start Record extracts

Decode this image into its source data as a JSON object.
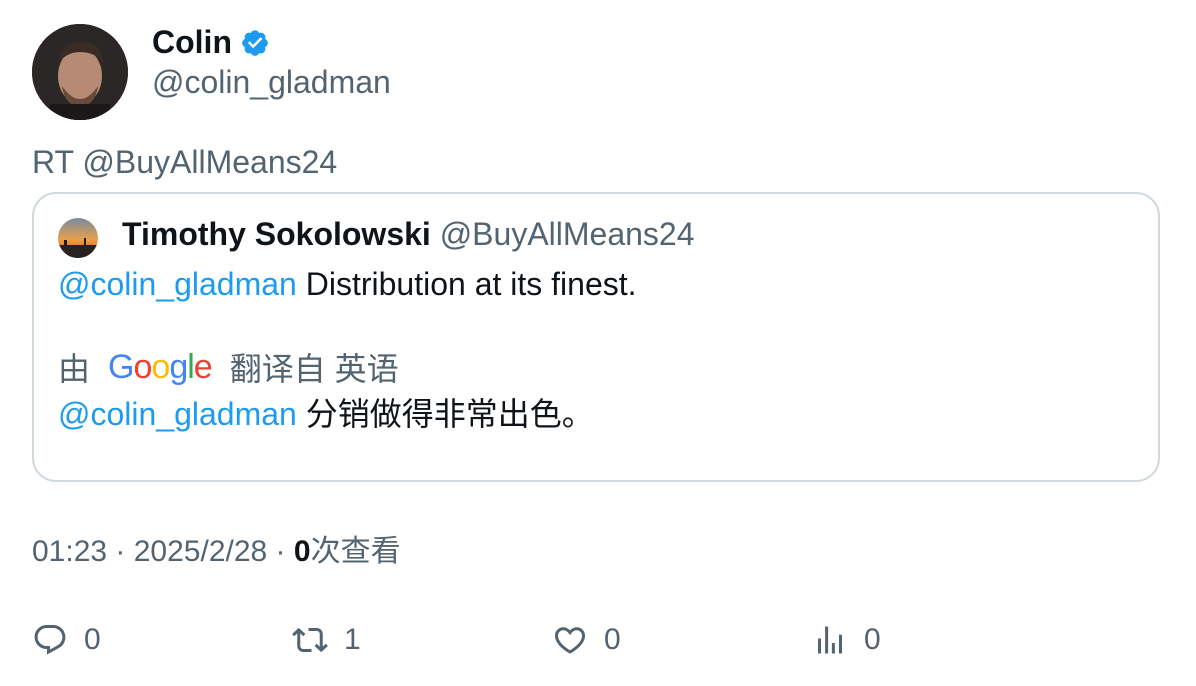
{
  "author": {
    "display_name": "Colin",
    "handle": "@colin_gladman",
    "verified": true
  },
  "retweet_line": "RT @BuyAllMeans24",
  "quoted": {
    "display_name": "Timothy Sokolowski",
    "handle": "@BuyAllMeans24",
    "mention": "@colin_gladman",
    "text": " Distribution at its finest.",
    "translation": {
      "prefix": "由",
      "provider": "Google",
      "suffix": "翻译自 英语",
      "mention": "@colin_gladman",
      "text": " 分销做得非常出色。"
    }
  },
  "meta": {
    "time": "01:23",
    "separator": " · ",
    "date": "2025/2/28",
    "views_count": "0",
    "views_label": "次查看"
  },
  "actions": {
    "reply_count": "0",
    "retweet_count": "1",
    "like_count": "0",
    "views_count": "0"
  },
  "colors": {
    "accent": "#1d9bf0",
    "text_primary": "#0f1419",
    "text_secondary": "#536471",
    "border": "#cfd9de"
  }
}
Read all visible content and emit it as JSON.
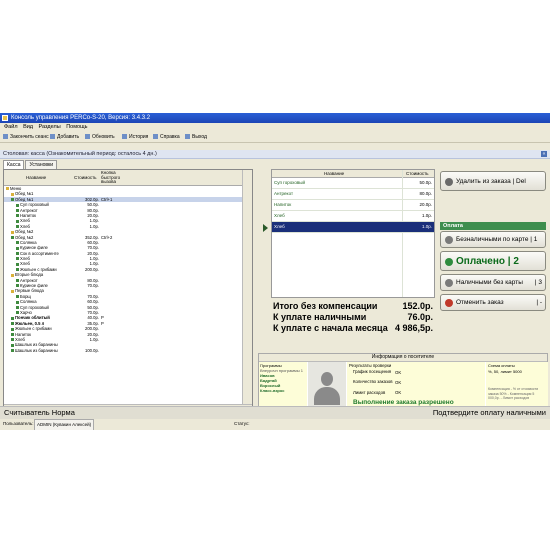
{
  "window": {
    "title": "Консоль управления PERCo-S-20, Версия: 3.4.3.2"
  },
  "menu": [
    "Файл",
    "Вид",
    "Разделы",
    "Помощь"
  ],
  "toolbar": [
    "Закончить сеанс",
    "Добавить",
    "Обновить",
    "История",
    "Справка",
    "Выход"
  ],
  "section_bar": "Столовая: касса (Ознакомительный период: осталось 4 дн.)",
  "tabs": [
    "Касса",
    "Установки"
  ],
  "menu_tree": {
    "columns": {
      "name": "Название",
      "cost": "Стоимость",
      "hotkey": "Кнопка быстрого вызова"
    },
    "rows": [
      {
        "n": "Меню",
        "p": "",
        "k": "",
        "l": 0,
        "t": "f"
      },
      {
        "n": "Обед №1",
        "p": "",
        "k": "",
        "l": 1,
        "t": "f"
      },
      {
        "n": "Обед №1",
        "p": "302.0р.",
        "k": "Ctrl+1",
        "l": 1,
        "t": "d",
        "sel": true
      },
      {
        "n": "Суп гороховый",
        "p": "50.0р.",
        "k": "",
        "l": 2,
        "t": "d"
      },
      {
        "n": "Антрекот",
        "p": "80.0р.",
        "k": "",
        "l": 2,
        "t": "d"
      },
      {
        "n": "Напиток",
        "p": "20.0р.",
        "k": "",
        "l": 2,
        "t": "d"
      },
      {
        "n": "Хлеб",
        "p": "1.0р.",
        "k": "",
        "l": 2,
        "t": "d"
      },
      {
        "n": "Хлеб",
        "p": "1.0р.",
        "k": "",
        "l": 2,
        "t": "d"
      },
      {
        "n": "Обед №2",
        "p": "",
        "k": "",
        "l": 1,
        "t": "f"
      },
      {
        "n": "Обед №2",
        "p": "352.0р.",
        "k": "Ctrl+2",
        "l": 1,
        "t": "d"
      },
      {
        "n": "Солянка",
        "p": "60.0р.",
        "k": "",
        "l": 2,
        "t": "d"
      },
      {
        "n": "Куриное филе",
        "p": "70.0р.",
        "k": "",
        "l": 2,
        "t": "d"
      },
      {
        "n": "Сок в ассортименте",
        "p": "20.0р.",
        "k": "",
        "l": 2,
        "t": "d"
      },
      {
        "n": "Хлеб",
        "p": "1.0р.",
        "k": "",
        "l": 2,
        "t": "d"
      },
      {
        "n": "Хлеб",
        "p": "1.0р.",
        "k": "",
        "l": 2,
        "t": "d"
      },
      {
        "n": "Жюльен с грибами",
        "p": "200.0р.",
        "k": "",
        "l": 2,
        "t": "d"
      },
      {
        "n": "Вторые блюда",
        "p": "",
        "k": "",
        "l": 1,
        "t": "f"
      },
      {
        "n": "Антрекот",
        "p": "80.0р.",
        "k": "",
        "l": 2,
        "t": "d"
      },
      {
        "n": "Куриное филе",
        "p": "70.0р.",
        "k": "",
        "l": 2,
        "t": "d"
      },
      {
        "n": "Первые блюда",
        "p": "",
        "k": "",
        "l": 1,
        "t": "f"
      },
      {
        "n": "Борщ",
        "p": "70.0р.",
        "k": "",
        "l": 2,
        "t": "d"
      },
      {
        "n": "Солянка",
        "p": "60.0р.",
        "k": "",
        "l": 2,
        "t": "d"
      },
      {
        "n": "Суп гороховый",
        "p": "50.0р.",
        "k": "",
        "l": 2,
        "t": "d"
      },
      {
        "n": "Харчо",
        "p": "70.0р.",
        "k": "",
        "l": 2,
        "t": "d"
      },
      {
        "n": "Пончик облитый",
        "p": "40.0р.",
        "k": "P",
        "l": 1,
        "t": "d",
        "b": true
      },
      {
        "n": "Жюльен, 0.5 л",
        "p": "35.0р.",
        "k": "Р",
        "l": 1,
        "t": "d",
        "b": true
      },
      {
        "n": "Жюльен с грибами",
        "p": "200.0р.",
        "k": "",
        "l": 1,
        "t": "d"
      },
      {
        "n": "Напиток",
        "p": "20.0р.",
        "k": "",
        "l": 1,
        "t": "d"
      },
      {
        "n": "Хлеб",
        "p": "1.0р.",
        "k": "",
        "l": 1,
        "t": "d"
      },
      {
        "n": "Шашлык из баранины",
        "p": "",
        "k": "",
        "l": 1,
        "t": "d"
      },
      {
        "n": "Шашлык из баранины",
        "p": "100.0р.",
        "k": "",
        "l": 1,
        "t": "d"
      }
    ]
  },
  "order": {
    "columns": {
      "name": "Название",
      "cost": "Стоимость"
    },
    "rows": [
      {
        "n": "Суп гороховый",
        "p": "50.0р."
      },
      {
        "n": "Антрекот",
        "p": "80.0р."
      },
      {
        "n": "Напиток",
        "p": "20.0р."
      },
      {
        "n": "Хлеб",
        "p": "1.0р."
      },
      {
        "n": "Хлеб",
        "p": "1.0р.",
        "sel": true
      }
    ]
  },
  "totals": [
    {
      "label": "Итого без компенсации",
      "value": "152.0р."
    },
    {
      "label": "К уплате наличными",
      "value": "76.0р."
    },
    {
      "label": "К уплате с начала месяца",
      "value": "4 986,5р."
    }
  ],
  "buttons": {
    "delete": "Удалить из заказа | Del",
    "pay_section": "Оплата",
    "cashless_card": "Безналичными по карте | 1",
    "paid": "Оплачено | 2",
    "cash_no_card": "Наличными без карты",
    "cash_no_card_key": "| 3",
    "cancel": "Отменить заказ",
    "cancel_key": "| -"
  },
  "visitor": {
    "header": "Информация о посетителе",
    "programs_label": "Программы",
    "programs_sub": "Внеурочн программы 1",
    "programs_items": [
      "Ивасов",
      "Бадртай",
      "Взрослый",
      "Класс-взрос"
    ],
    "results_label": "Результаты проверки",
    "results": [
      {
        "k": "График посещения",
        "v": "OK"
      },
      {
        "k": "Количество заказов",
        "v": "OK"
      },
      {
        "k": "Лимит расходов",
        "v": "OK"
      }
    ],
    "allowed": "Выполнение заказа разрешено",
    "payment_label": "Схема оплаты",
    "payment_text": "%, 50, лимит 5000",
    "payment_note": "Компенсация - % от стоимости заказа 50% - Компенсация 5 000,0р. - Лимит расходов",
    "payment_link": "Покупки (2)"
  },
  "status": {
    "left": "Считыватель Норма",
    "right": "Подтвердите оплату наличными"
  },
  "bottom": {
    "user_label": "Пользователь:",
    "user_value": "ADMIN (Кувакин Алексей)",
    "status_label": "Статус:"
  },
  "colors": {
    "selection": "#1a2f7a",
    "paid": "#0a6a1a",
    "titlebar": "#2a5fd6"
  }
}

end Record extracts

- Aim -
Your job is to transcribe the entries above exactly; skip the pictures.

- Reply to the exercise -
Decode this image into its source data as a JSON object.
{
  "author": {
    "display_name": "Colin",
    "handle": "@colin_gladman",
    "verified": true
  },
  "retweet_line": "RT @BuyAllMeans24",
  "quoted": {
    "display_name": "Timothy Sokolowski",
    "handle": "@BuyAllMeans24",
    "mention": "@colin_gladman",
    "text": " Distribution at its finest.",
    "translation": {
      "prefix": "由",
      "provider": "Google",
      "suffix": "翻译自 英语",
      "mention": "@colin_gladman",
      "text": " 分销做得非常出色。"
    }
  },
  "meta": {
    "time": "01:23",
    "separator": " · ",
    "date": "2025/2/28",
    "views_count": "0",
    "views_label": "次查看"
  },
  "actions": {
    "reply_count": "0",
    "retweet_count": "1",
    "like_count": "0",
    "views_count": "0"
  },
  "colors": {
    "accent": "#1d9bf0",
    "text_primary": "#0f1419",
    "text_secondary": "#536471",
    "border": "#cfd9de"
  }
}
Read all visible content and emit it as JSON.
{
  "window": {
    "title": "Консоль управления PERCo-S-20, Версия: 3.4.3.2"
  },
  "menu": [
    "Файл",
    "Вид",
    "Разделы",
    "Помощь"
  ],
  "toolbar": [
    "Закончить сеанс",
    "Добавить",
    "Обновить",
    "История",
    "Справка",
    "Выход"
  ],
  "section_bar": "Столовая: касса (Ознакомительный период: осталось 4 дн.)",
  "tabs": [
    "Касса",
    "Установки"
  ],
  "menu_tree": {
    "columns": {
      "name": "Название",
      "cost": "Стоимость",
      "hotkey": "Кнопка быстрого вызова"
    },
    "rows": [
      {
        "n": "Меню",
        "p": "",
        "k": "",
        "l": 0,
        "t": "f"
      },
      {
        "n": "Обед №1",
        "p": "",
        "k": "",
        "l": 1,
        "t": "f"
      },
      {
        "n": "Обед №1",
        "p": "302.0р.",
        "k": "Ctrl+1",
        "l": 1,
        "t": "d",
        "sel": true
      },
      {
        "n": "Суп гороховый",
        "p": "50.0р.",
        "k": "",
        "l": 2,
        "t": "d"
      },
      {
        "n": "Антрекот",
        "p": "80.0р.",
        "k": "",
        "l": 2,
        "t": "d"
      },
      {
        "n": "Напиток",
        "p": "20.0р.",
        "k": "",
        "l": 2,
        "t": "d"
      },
      {
        "n": "Хлеб",
        "p": "1.0р.",
        "k": "",
        "l": 2,
        "t": "d"
      },
      {
        "n": "Хлеб",
        "p": "1.0р.",
        "k": "",
        "l": 2,
        "t": "d"
      },
      {
        "n": "Обед №2",
        "p": "",
        "k": "",
        "l": 1,
        "t": "f"
      },
      {
        "n": "Обед №2",
        "p": "352.0р.",
        "k": "Ctrl+2",
        "l": 1,
        "t": "d"
      },
      {
        "n": "Солянка",
        "p": "60.0р.",
        "k": "",
        "l": 2,
        "t": "d"
      },
      {
        "n": "Куриное филе",
        "p": "70.0р.",
        "k": "",
        "l": 2,
        "t": "d"
      },
      {
        "n": "Сок в ассортименте",
        "p": "20.0р.",
        "k": "",
        "l": 2,
        "t": "d"
      },
      {
        "n": "Хлеб",
        "p": "1.0р.",
        "k": "",
        "l": 2,
        "t": "d"
      },
      {
        "n": "Хлеб",
        "p": "1.0р.",
        "k": "",
        "l": 2,
        "t": "d"
      },
      {
        "n": "Жюльен с грибами",
        "p": "200.0р.",
        "k": "",
        "l": 2,
        "t": "d"
      },
      {
        "n": "Вторые блюда",
        "p": "",
        "k": "",
        "l": 1,
        "t": "f"
      },
      {
        "n": "Антрекот",
        "p": "80.0р.",
        "k": "",
        "l": 2,
        "t": "d"
      },
      {
        "n": "Куриное филе",
        "p": "70.0р.",
        "k": "",
        "l": 2,
        "t": "d"
      },
      {
        "n": "Первые блюда",
        "p": "",
        "k": "",
        "l": 1,
        "t": "f"
      },
      {
        "n": "Борщ",
        "p": "70.0р.",
        "k": "",
        "l": 2,
        "t": "d"
      },
      {
        "n": "Солянка",
        "p": "60.0р.",
        "k": "",
        "l": 2,
        "t": "d"
      },
      {
        "n": "Суп гороховый",
        "p": "50.0р.",
        "k": "",
        "l": 2,
        "t": "d"
      },
      {
        "n": "Харчо",
        "p": "70.0р.",
        "k": "",
        "l": 2,
        "t": "d"
      },
      {
        "n": "Пончик облитый",
        "p": "40.0р.",
        "k": "P",
        "l": 1,
        "t": "d",
        "b": true
      },
      {
        "n": "Жюльен, 0.5 л",
        "p": "35.0р.",
        "k": "Р",
        "l": 1,
        "t": "d",
        "b": true
      },
      {
        "n": "Жюльен с грибами",
        "p": "200.0р.",
        "k": "",
        "l": 1,
        "t": "d"
      },
      {
        "n": "Напиток",
        "p": "20.0р.",
        "k": "",
        "l": 1,
        "t": "d"
      },
      {
        "n": "Хлеб",
        "p": "1.0р.",
        "k": "",
        "l": 1,
        "t": "d"
      },
      {
        "n": "Шашлык из баранины",
        "p": "",
        "k": "",
        "l": 1,
        "t": "d"
      },
      {
        "n": "Шашлык из баранины",
        "p": "100.0р.",
        "k": "",
        "l": 1,
        "t": "d"
      }
    ]
  },
  "order": {
    "columns": {
      "name": "Название",
      "cost": "Стоимость"
    },
    "rows": [
      {
        "n": "Суп гороховый",
        "p": "50.0р."
      },
      {
        "n": "Антрекот",
        "p": "80.0р."
      },
      {
        "n": "Напиток",
        "p": "20.0р."
      },
      {
        "n": "Хлеб",
        "p": "1.0р."
      },
      {
        "n": "Хлеб",
        "p": "1.0р.",
        "sel": true
      }
    ]
  },
  "totals": [
    {
      "label": "Итого без компенсации",
      "value": "152.0р."
    },
    {
      "label": "К уплате наличными",
      "value": "76.0р."
    },
    {
      "label": "К уплате с начала месяца",
      "value": "4 986,5р."
    }
  ],
  "buttons": {
    "delete": "Удалить из заказа | Del",
    "pay_section": "Оплата",
    "cashless_card": "Безналичными по карте | 1",
    "paid": "Оплачено | 2",
    "cash_no_card": "Наличными без карты",
    "cash_no_card_key": "| 3",
    "cancel": "Отменить заказ",
    "cancel_key": "| -"
  },
  "visitor": {
    "header": "Информация о посетителе",
    "programs_label": "Программы",
    "programs_sub": "Внеурочн программы 1",
    "programs_items": [
      "Ивасов",
      "Бадртай",
      "Взрослый",
      "Класс-взрос"
    ],
    "results_label": "Результаты проверки",
    "results": [
      {
        "k": "График посещения",
        "v": "OK"
      },
      {
        "k": "Количество заказов",
        "v": "OK"
      },
      {
        "k": "Лимит расходов",
        "v": "OK"
      }
    ],
    "allowed": "Выполнение заказа разрешено",
    "payment_label": "Схема оплаты",
    "payment_text": "%, 50, лимит 5000",
    "payment_note": "Компенсация - % от стоимости заказа 50% - Компенсация 5 000,0р. - Лимит расходов",
    "payment_link": "Покупки (2)"
  },
  "status": {
    "left": "Считыватель Норма",
    "right": "Подтвердите оплату наличными"
  },
  "bottom": {
    "user_label": "Пользователь:",
    "user_value": "ADMIN (Кувакин Алексей)",
    "status_label": "Статус:"
  },
  "colors": {
    "selection": "#1a2f7a",
    "paid": "#0a6a1a",
    "titlebar": "#2a5fd6"
  }
}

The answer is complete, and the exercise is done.